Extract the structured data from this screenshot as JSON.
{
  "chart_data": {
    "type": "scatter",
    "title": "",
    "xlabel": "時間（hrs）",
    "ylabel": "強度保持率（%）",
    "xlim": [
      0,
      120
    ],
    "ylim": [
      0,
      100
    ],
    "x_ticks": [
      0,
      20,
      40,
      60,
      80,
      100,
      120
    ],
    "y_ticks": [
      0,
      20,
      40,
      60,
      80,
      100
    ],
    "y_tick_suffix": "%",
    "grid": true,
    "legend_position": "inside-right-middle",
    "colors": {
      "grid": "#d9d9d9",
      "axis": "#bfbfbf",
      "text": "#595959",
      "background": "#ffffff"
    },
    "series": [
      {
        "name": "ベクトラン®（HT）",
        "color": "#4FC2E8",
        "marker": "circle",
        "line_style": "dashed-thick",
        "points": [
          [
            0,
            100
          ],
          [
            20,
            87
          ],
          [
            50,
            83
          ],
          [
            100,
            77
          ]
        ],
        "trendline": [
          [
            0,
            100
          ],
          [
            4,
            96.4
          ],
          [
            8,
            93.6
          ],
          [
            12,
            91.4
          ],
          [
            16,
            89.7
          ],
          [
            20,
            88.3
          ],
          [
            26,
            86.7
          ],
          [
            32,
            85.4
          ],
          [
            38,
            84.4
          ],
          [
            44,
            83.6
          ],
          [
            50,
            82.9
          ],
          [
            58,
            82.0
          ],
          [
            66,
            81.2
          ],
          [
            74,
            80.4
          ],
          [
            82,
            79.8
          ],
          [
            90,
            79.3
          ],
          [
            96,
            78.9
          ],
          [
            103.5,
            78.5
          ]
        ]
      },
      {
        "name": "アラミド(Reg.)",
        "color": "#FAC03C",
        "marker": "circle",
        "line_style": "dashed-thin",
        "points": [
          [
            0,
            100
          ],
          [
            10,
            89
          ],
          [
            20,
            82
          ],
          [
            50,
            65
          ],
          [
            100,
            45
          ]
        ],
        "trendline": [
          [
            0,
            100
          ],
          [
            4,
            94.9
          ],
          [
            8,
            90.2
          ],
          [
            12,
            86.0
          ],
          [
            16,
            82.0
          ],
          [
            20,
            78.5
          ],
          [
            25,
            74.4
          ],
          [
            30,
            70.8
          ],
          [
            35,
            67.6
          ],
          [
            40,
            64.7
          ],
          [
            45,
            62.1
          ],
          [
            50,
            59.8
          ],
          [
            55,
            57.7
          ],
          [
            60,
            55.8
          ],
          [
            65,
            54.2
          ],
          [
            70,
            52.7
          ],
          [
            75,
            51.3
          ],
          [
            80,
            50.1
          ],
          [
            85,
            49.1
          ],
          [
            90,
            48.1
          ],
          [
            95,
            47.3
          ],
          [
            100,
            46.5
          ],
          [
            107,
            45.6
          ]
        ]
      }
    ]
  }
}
...
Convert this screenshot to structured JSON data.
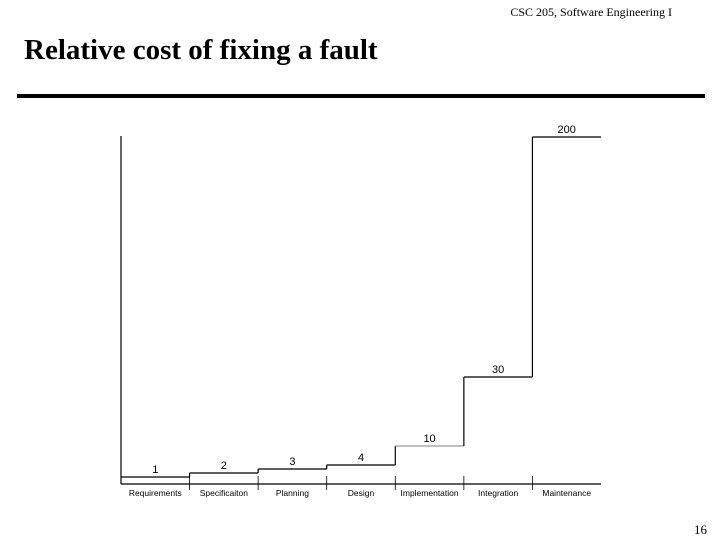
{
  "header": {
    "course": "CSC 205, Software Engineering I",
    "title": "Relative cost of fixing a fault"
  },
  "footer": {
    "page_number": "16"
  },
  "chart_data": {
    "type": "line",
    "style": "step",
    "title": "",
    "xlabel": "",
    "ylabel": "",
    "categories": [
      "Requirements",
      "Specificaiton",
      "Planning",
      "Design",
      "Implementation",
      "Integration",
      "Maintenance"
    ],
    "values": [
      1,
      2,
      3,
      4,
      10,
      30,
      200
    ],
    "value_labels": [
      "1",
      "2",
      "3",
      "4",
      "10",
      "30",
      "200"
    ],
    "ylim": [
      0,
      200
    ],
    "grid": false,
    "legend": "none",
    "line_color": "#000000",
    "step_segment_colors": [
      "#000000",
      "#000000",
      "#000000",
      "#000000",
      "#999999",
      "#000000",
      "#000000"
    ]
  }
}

GOAL:
Say how many lines in the records above hold "this", and give no other text.

RESULT:
2